GIVEN ENTRIES:

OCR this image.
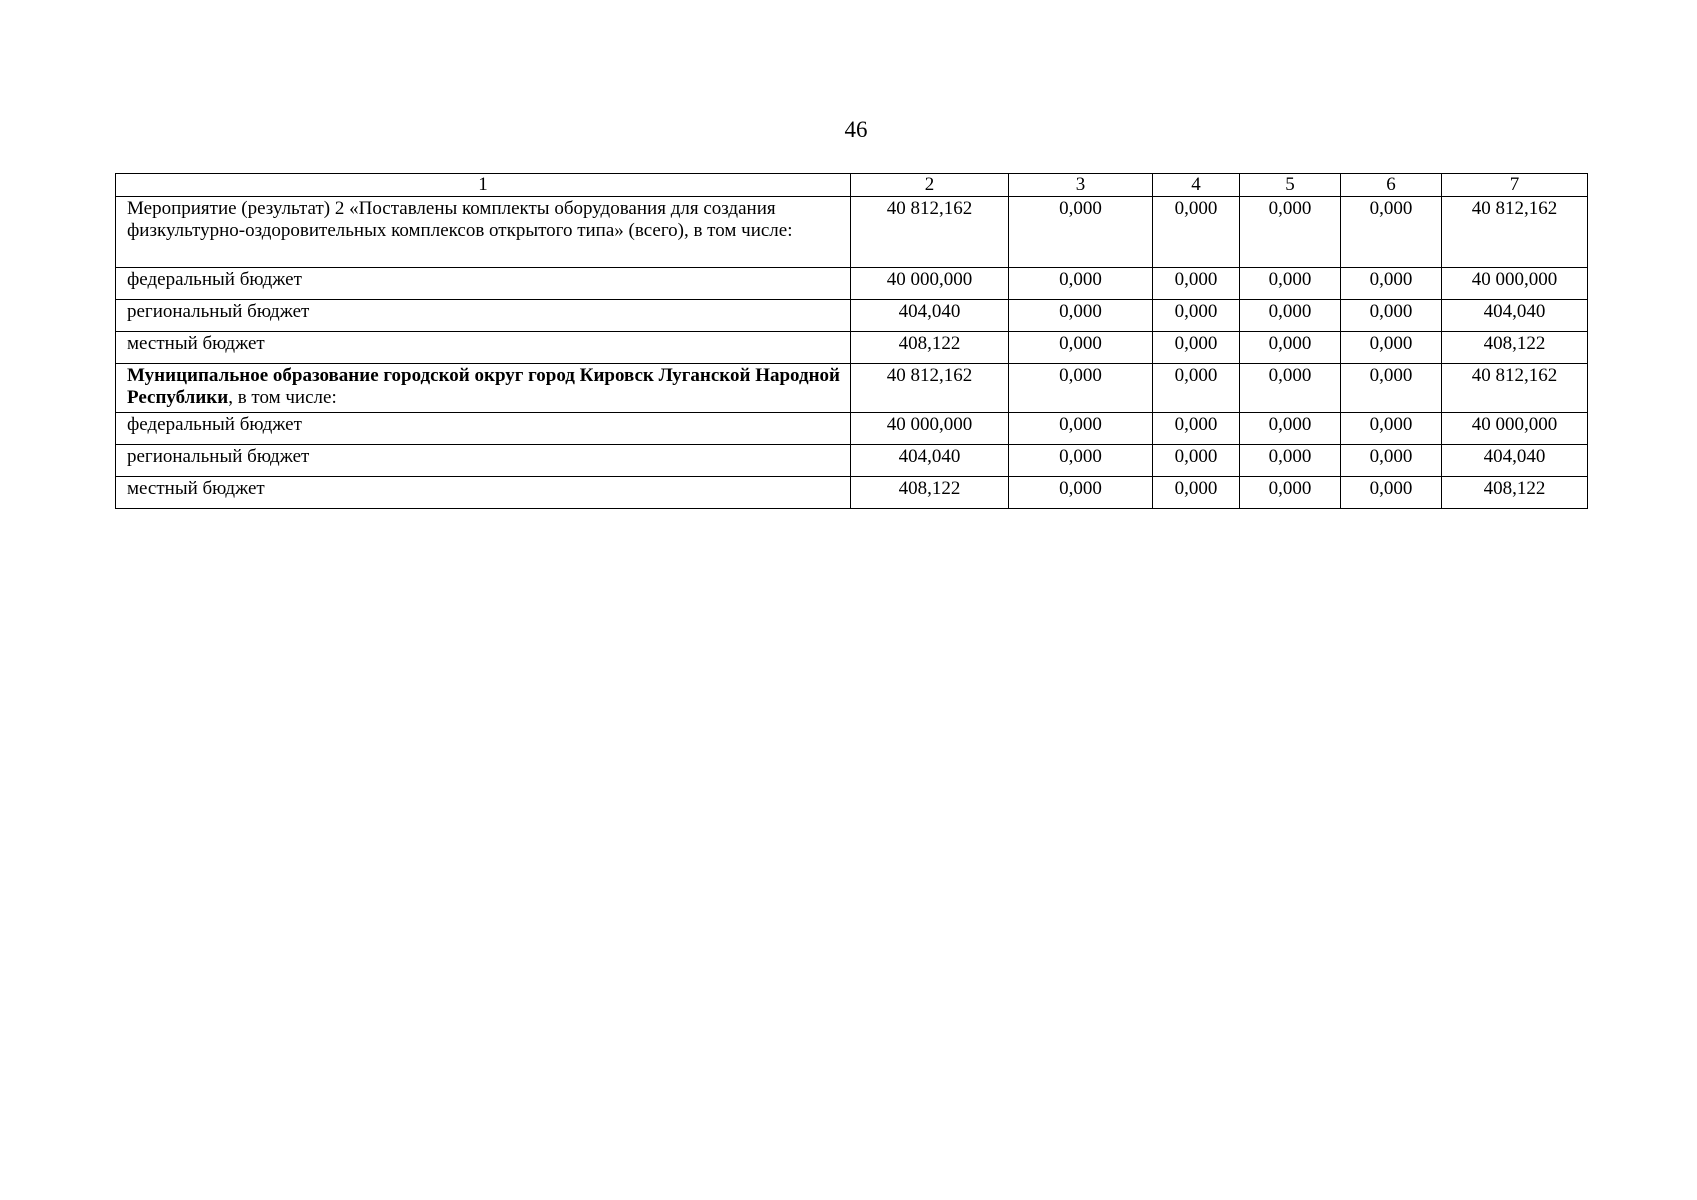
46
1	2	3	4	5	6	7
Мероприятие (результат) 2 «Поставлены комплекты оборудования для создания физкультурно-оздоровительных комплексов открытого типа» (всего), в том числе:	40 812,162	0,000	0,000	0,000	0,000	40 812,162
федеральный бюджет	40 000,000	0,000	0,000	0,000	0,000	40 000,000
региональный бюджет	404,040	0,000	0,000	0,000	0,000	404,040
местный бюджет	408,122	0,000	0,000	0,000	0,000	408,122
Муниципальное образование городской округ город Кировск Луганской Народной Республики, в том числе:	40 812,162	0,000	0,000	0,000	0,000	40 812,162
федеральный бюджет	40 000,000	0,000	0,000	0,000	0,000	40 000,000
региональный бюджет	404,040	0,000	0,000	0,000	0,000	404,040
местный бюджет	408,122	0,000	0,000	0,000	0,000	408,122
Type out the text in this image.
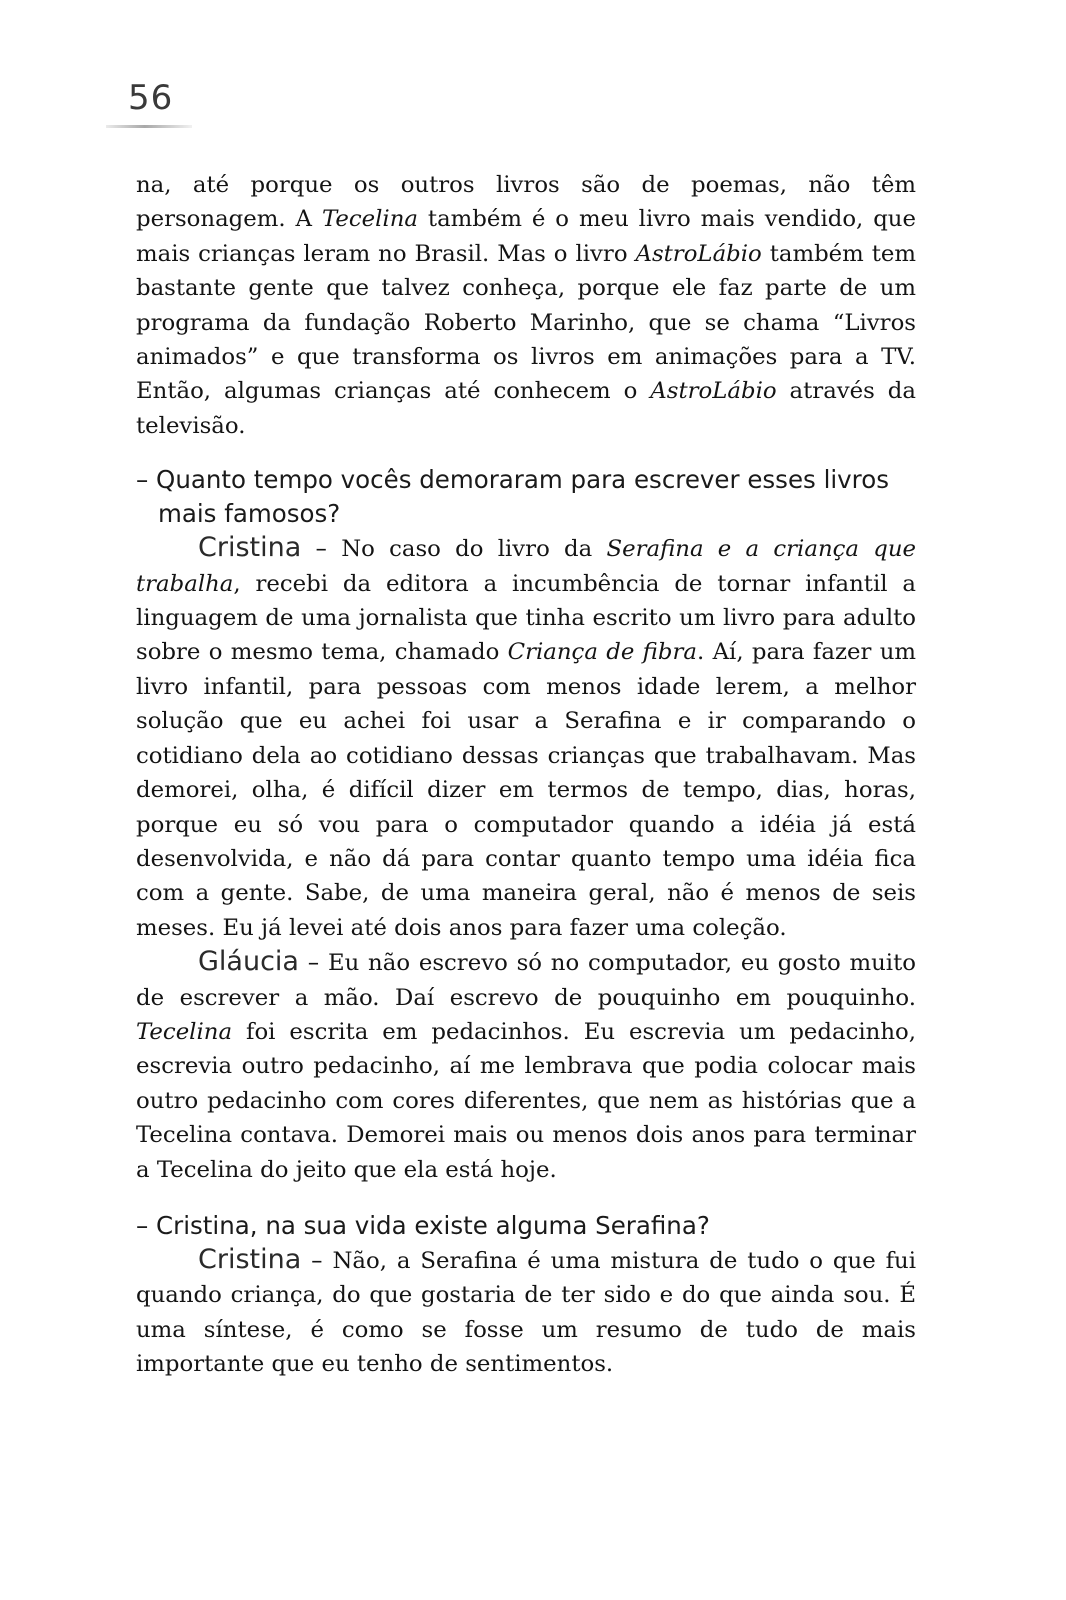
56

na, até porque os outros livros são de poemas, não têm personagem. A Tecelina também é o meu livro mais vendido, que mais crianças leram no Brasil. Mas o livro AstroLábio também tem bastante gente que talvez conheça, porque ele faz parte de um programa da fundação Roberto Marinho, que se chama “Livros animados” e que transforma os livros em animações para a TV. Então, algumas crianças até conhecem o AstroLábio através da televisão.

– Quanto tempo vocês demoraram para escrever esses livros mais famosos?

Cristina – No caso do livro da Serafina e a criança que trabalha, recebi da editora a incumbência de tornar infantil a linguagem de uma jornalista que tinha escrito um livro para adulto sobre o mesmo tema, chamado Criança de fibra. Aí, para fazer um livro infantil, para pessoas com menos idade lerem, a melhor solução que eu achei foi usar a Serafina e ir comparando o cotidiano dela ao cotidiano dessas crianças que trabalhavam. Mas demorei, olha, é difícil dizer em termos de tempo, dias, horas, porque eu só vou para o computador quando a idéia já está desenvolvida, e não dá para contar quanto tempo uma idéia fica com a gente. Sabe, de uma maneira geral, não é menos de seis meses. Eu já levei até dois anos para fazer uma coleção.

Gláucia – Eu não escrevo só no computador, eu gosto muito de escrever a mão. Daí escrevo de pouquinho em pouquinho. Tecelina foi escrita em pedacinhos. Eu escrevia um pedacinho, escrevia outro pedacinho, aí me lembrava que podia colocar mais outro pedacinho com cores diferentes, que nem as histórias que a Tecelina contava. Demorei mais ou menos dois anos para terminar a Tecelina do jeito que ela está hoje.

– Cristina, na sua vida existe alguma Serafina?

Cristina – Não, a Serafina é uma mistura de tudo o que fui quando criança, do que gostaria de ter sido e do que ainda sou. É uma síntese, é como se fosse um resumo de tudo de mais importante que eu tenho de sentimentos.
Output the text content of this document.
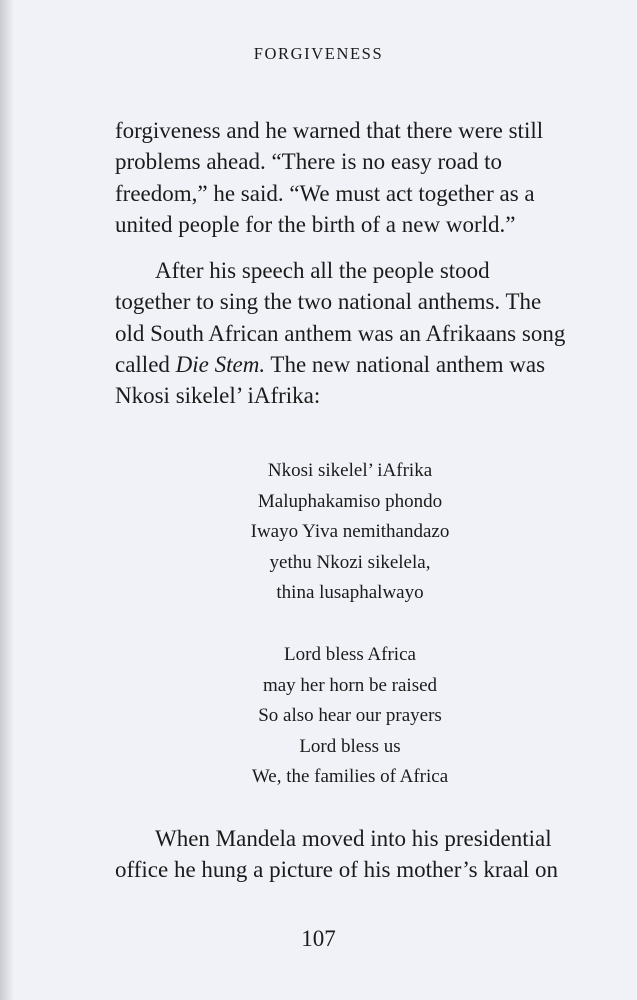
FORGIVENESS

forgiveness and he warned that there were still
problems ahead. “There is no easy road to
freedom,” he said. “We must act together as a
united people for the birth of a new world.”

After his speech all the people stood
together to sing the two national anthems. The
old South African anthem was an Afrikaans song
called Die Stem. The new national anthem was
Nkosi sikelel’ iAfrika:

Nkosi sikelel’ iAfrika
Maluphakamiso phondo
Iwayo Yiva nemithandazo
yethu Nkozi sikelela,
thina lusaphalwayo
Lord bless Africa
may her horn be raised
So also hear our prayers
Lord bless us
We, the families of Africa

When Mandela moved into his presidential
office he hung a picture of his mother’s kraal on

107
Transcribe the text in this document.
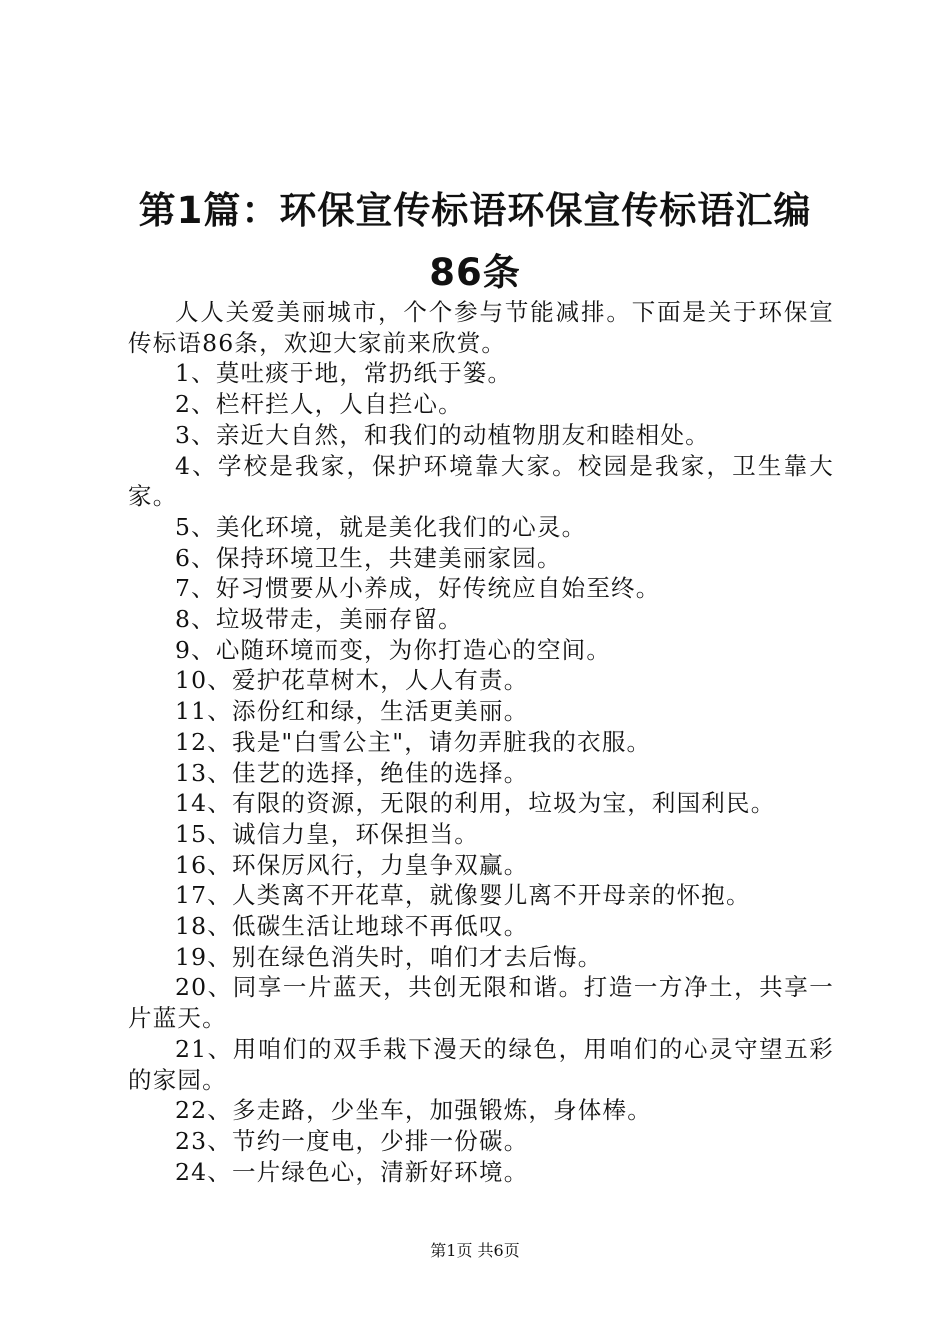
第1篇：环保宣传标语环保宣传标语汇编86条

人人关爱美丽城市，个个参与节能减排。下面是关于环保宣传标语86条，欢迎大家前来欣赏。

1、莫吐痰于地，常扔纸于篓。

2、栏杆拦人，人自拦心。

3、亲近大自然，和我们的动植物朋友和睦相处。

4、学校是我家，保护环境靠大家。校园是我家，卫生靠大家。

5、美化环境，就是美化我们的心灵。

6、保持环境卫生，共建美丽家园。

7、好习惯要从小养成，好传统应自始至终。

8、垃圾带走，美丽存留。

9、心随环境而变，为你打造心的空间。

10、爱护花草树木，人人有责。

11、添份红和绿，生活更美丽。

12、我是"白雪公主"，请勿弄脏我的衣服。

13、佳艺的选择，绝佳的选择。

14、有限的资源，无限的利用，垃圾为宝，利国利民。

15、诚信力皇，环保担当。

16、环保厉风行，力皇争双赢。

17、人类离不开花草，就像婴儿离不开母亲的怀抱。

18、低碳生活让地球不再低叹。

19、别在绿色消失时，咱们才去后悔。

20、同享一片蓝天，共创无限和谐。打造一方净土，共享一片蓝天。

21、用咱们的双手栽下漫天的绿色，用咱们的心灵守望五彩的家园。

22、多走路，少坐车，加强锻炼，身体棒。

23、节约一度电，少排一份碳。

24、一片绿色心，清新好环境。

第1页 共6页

WHAT IS ASKED: Pictures in the records should not appear in your copy, but everything else must be transcribed exactly.

FINISHED TASK:
OCR this image.
46
1	2	3	4	5	6	7
Мероприятие (результат) 2 «Поставлены комплекты оборудования для создания физкультурно-оздоровительных комплексов открытого типа» (всего), в том числе:	40 812,162	0,000	0,000	0,000	0,000	40 812,162
федеральный бюджет	40 000,000	0,000	0,000	0,000	0,000	40 000,000
региональный бюджет	404,040	0,000	0,000	0,000	0,000	404,040
местный бюджет	408,122	0,000	0,000	0,000	0,000	408,122
Муниципальное образование городской округ город Кировск Луганской Народной Республики, в том числе:	40 812,162	0,000	0,000	0,000	0,000	40 812,162
федеральный бюджет	40 000,000	0,000	0,000	0,000	0,000	40 000,000
региональный бюджет	404,040	0,000	0,000	0,000	0,000	404,040
местный бюджет	408,122	0,000	0,000	0,000	0,000	408,122
Type out the text in this image.
56

na, até porque os outros livros são de poemas, não têm personagem. A Tecelina também é o meu livro mais vendido, que mais crianças leram no Brasil. Mas o livro AstroLábio também tem bastante gente que talvez conheça, porque ele faz parte de um programa da fundação Roberto Marinho, que se chama “Livros animados” e que transforma os livros em animações para a TV. Então, algumas crianças até conhecem o AstroLábio através da televisão.

– Quanto tempo vocês demoraram para escrever esses livros mais famosos?

Cristina – No caso do livro da Serafina e a criança que trabalha, recebi da editora a incumbência de tornar infantil a linguagem de uma jornalista que tinha escrito um livro para adulto sobre o mesmo tema, chamado Criança de fibra. Aí, para fazer um livro infantil, para pessoas com menos idade lerem, a melhor solução que eu achei foi usar a Serafina e ir comparando o cotidiano dela ao cotidiano dessas crianças que trabalhavam. Mas demorei, olha, é difícil dizer em termos de tempo, dias, horas, porque eu só vou para o computador quando a idéia já está desenvolvida, e não dá para contar quanto tempo uma idéia fica com a gente. Sabe, de uma maneira geral, não é menos de seis meses. Eu já levei até dois anos para fazer uma coleção.

Gláucia – Eu não escrevo só no computador, eu gosto muito de escrever a mão. Daí escrevo de pouquinho em pouquinho. Tecelina foi escrita em pedacinhos. Eu escrevia um pedacinho, escrevia outro pedacinho, aí me lembrava que podia colocar mais outro pedacinho com cores diferentes, que nem as histórias que a Tecelina contava. Demorei mais ou menos dois anos para terminar a Tecelina do jeito que ela está hoje.

– Cristina, na sua vida existe alguma Serafina?

Cristina – Não, a Serafina é uma mistura de tudo o que fui quando criança, do que gostaria de ter sido e do que ainda sou. É uma síntese, é como se fosse um resumo de tudo de mais importante que eu tenho de sentimentos.
Output the text content of this document.
FORGIVENESS

forgiveness and he warned that there were still
problems ahead. “There is no easy road to
freedom,” he said. “We must act together as a
united people for the birth of a new world.”

After his speech all the people stood
together to sing the two national anthems. The
old South African anthem was an Afrikaans song
called Die Stem. The new national anthem was
Nkosi sikelel’ iAfrika:

Nkosi sikelel’ iAfrika
Maluphakamiso phondo
Iwayo Yiva nemithandazo
yethu Nkozi sikelela,
thina lusaphalwayo
Lord bless Africa
may her horn be raised
So also hear our prayers
Lord bless us
We, the families of Africa

When Mandela moved into his presidential
office he hung a picture of his mother’s kraal on

107
Transcribe the text in this document.
第1篇：环保宣传标语环保宣传标语汇编86条

人人关爱美丽城市，个个参与节能减排。下面是关于环保宣传标语86条，欢迎大家前来欣赏。

1、莫吐痰于地，常扔纸于篓。

2、栏杆拦人，人自拦心。

3、亲近大自然，和我们的动植物朋友和睦相处。

4、学校是我家，保护环境靠大家。校园是我家，卫生靠大家。

5、美化环境，就是美化我们的心灵。

6、保持环境卫生，共建美丽家园。

7、好习惯要从小养成，好传统应自始至终。

8、垃圾带走，美丽存留。

9、心随环境而变，为你打造心的空间。

10、爱护花草树木，人人有责。

11、添份红和绿，生活更美丽。

12、我是"白雪公主"，请勿弄脏我的衣服。

13、佳艺的选择，绝佳的选择。

14、有限的资源，无限的利用，垃圾为宝，利国利民。

15、诚信力皇，环保担当。

16、环保厉风行，力皇争双赢。

17、人类离不开花草，就像婴儿离不开母亲的怀抱。

18、低碳生活让地球不再低叹。

19、别在绿色消失时，咱们才去后悔。

20、同享一片蓝天，共创无限和谐。打造一方净土，共享一片蓝天。

21、用咱们的双手栽下漫天的绿色，用咱们的心灵守望五彩的家园。

22、多走路，少坐车，加强锻炼，身体棒。

23、节约一度电，少排一份碳。

24、一片绿色心，清新好环境。

第1页 共6页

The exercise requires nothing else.